WHAT IS EXPECTED:
In the data, extract each line that holds the string "this".

DATASET RECORDS:
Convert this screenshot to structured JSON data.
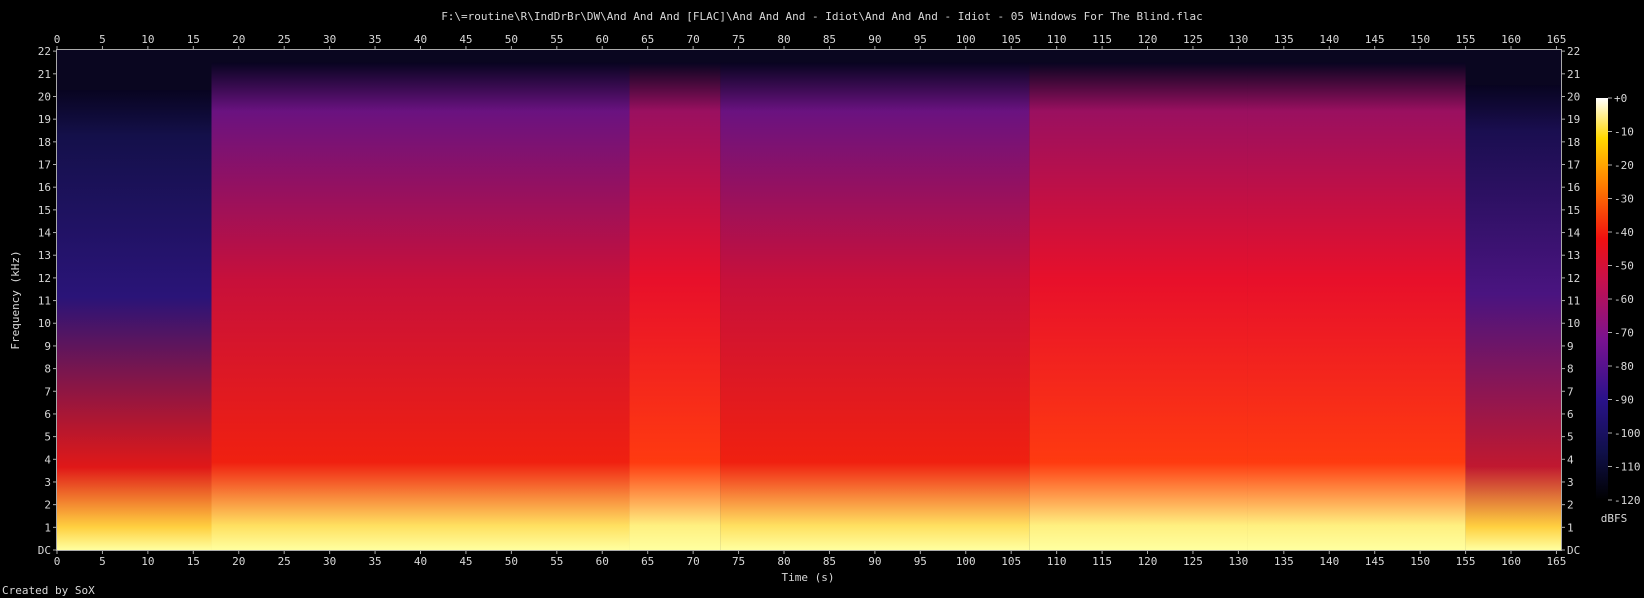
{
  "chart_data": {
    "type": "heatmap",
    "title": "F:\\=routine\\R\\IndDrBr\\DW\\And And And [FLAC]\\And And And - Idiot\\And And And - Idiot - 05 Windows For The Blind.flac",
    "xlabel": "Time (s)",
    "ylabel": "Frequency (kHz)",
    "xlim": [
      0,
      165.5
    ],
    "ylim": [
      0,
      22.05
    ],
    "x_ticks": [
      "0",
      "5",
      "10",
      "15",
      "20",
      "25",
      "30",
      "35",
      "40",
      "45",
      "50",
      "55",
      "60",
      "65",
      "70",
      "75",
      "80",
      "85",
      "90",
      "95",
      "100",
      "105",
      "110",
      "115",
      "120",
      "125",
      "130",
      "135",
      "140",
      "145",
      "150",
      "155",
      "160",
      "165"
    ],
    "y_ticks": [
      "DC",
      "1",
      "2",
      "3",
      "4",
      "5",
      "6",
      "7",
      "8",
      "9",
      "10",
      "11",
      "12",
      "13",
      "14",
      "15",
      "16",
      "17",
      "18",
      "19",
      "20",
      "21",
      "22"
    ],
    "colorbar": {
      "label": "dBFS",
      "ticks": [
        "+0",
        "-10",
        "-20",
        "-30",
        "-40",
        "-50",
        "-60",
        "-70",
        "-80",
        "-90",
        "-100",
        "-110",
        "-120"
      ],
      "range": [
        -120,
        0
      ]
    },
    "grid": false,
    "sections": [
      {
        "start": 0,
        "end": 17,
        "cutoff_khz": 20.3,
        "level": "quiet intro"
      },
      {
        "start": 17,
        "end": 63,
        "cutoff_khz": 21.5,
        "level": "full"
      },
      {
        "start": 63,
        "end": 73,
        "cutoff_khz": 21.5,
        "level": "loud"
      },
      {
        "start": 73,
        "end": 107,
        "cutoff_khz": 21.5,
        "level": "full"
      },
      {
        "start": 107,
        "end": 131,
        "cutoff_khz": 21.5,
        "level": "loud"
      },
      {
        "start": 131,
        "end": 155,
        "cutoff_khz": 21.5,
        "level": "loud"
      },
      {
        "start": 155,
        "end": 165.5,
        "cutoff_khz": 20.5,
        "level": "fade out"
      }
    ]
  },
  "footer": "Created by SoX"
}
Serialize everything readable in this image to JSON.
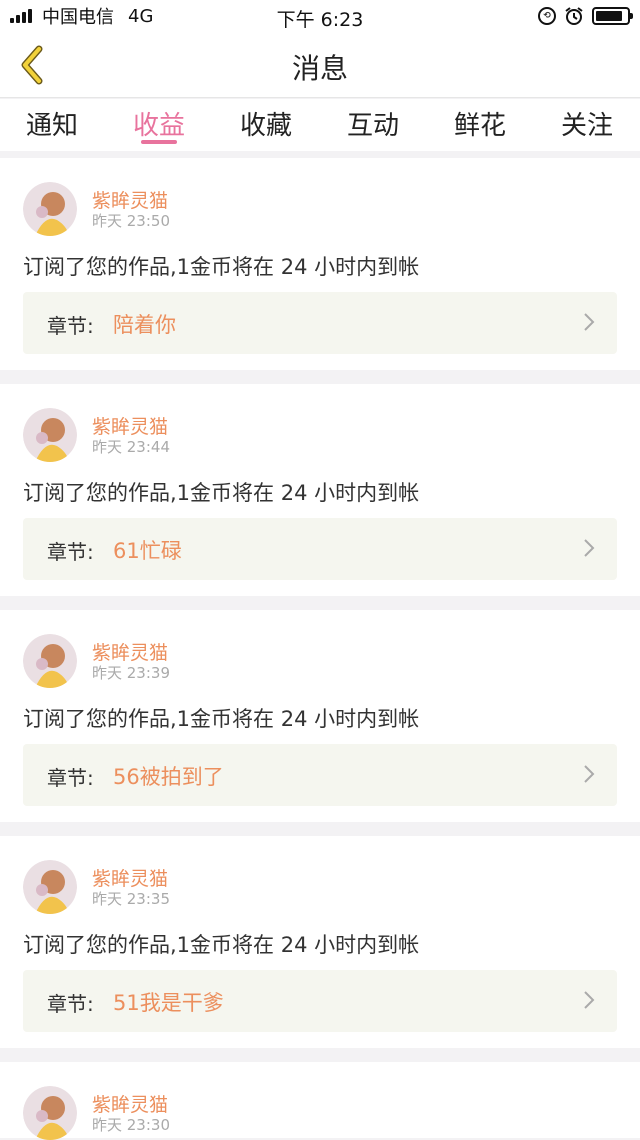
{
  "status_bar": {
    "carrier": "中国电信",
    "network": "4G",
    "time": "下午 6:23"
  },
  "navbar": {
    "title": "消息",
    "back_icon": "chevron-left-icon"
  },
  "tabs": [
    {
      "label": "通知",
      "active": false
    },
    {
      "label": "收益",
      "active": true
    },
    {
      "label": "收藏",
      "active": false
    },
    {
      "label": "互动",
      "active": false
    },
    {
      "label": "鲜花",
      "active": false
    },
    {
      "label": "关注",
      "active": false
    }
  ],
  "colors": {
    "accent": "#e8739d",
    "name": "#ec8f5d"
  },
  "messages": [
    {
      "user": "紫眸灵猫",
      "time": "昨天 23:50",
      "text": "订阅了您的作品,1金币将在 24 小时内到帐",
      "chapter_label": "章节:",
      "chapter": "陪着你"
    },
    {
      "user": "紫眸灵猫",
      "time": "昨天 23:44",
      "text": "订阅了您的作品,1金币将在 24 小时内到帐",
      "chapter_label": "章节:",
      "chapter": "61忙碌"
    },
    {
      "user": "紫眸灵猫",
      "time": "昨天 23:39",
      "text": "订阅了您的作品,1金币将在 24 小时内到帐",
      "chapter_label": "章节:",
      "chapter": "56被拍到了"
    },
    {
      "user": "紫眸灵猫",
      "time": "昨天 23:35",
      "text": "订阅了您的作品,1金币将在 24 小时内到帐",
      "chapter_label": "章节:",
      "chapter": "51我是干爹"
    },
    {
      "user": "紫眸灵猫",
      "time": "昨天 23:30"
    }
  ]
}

EXPECTED ANSWER:
Convert this screenshot to structured JSON data.
Serialize everything readable in this image to JSON.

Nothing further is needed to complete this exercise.